_Records shown_
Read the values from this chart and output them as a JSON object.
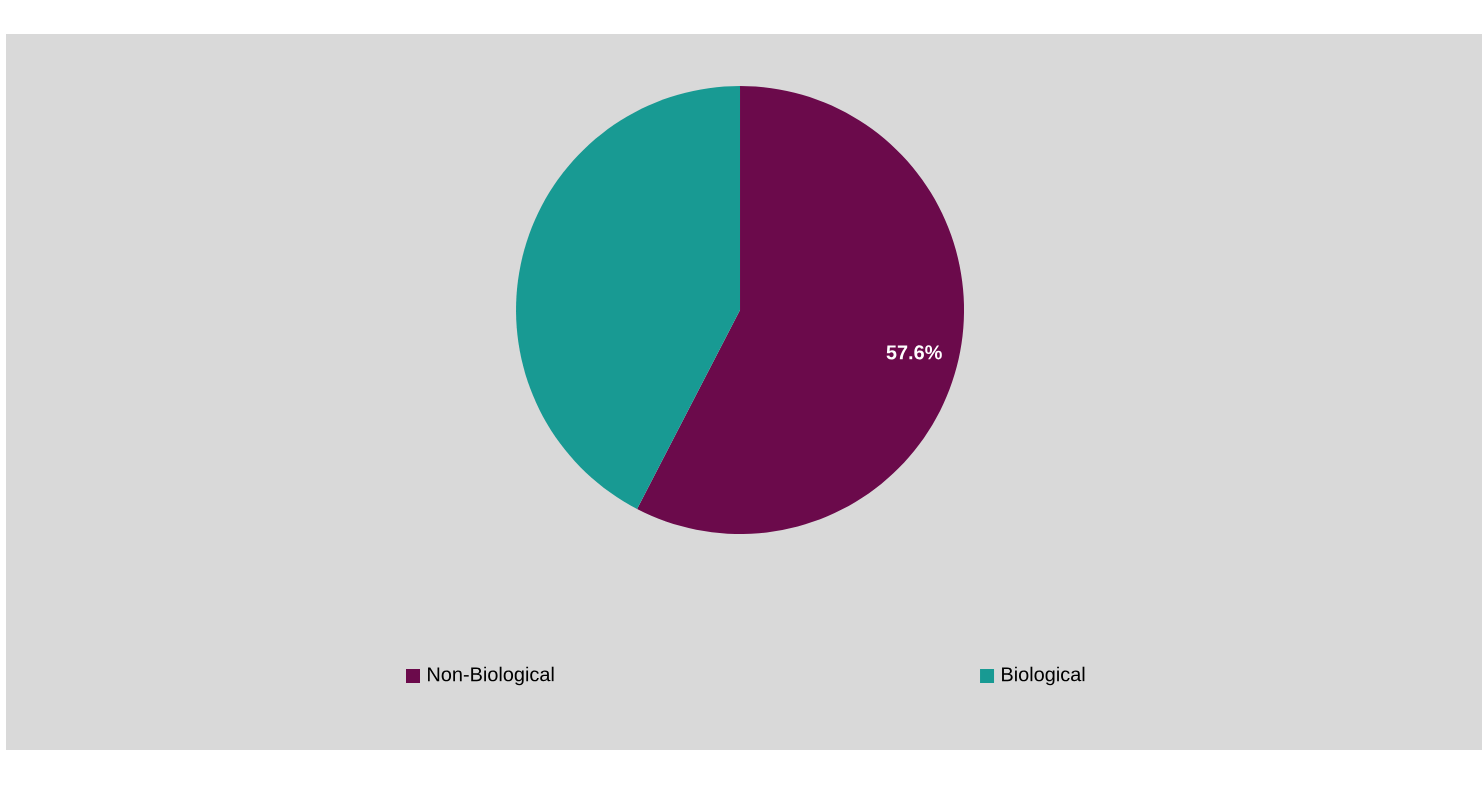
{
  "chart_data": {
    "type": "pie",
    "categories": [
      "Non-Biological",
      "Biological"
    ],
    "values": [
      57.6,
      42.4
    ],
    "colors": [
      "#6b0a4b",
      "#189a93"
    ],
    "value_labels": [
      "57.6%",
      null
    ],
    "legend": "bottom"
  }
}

_Aim of the exercise_
Quote each entry above verbatim and drop the pictures.

_Final result_
Read the values from this chart and output them as a JSON object.
{
  "chart_data": {
    "type": "pie",
    "categories": [
      "Non-Biological",
      "Biological"
    ],
    "values": [
      57.6,
      42.4
    ],
    "colors": [
      "#6b0a4b",
      "#189a93"
    ],
    "value_labels": [
      "57.6%",
      null
    ],
    "legend": "bottom"
  }
}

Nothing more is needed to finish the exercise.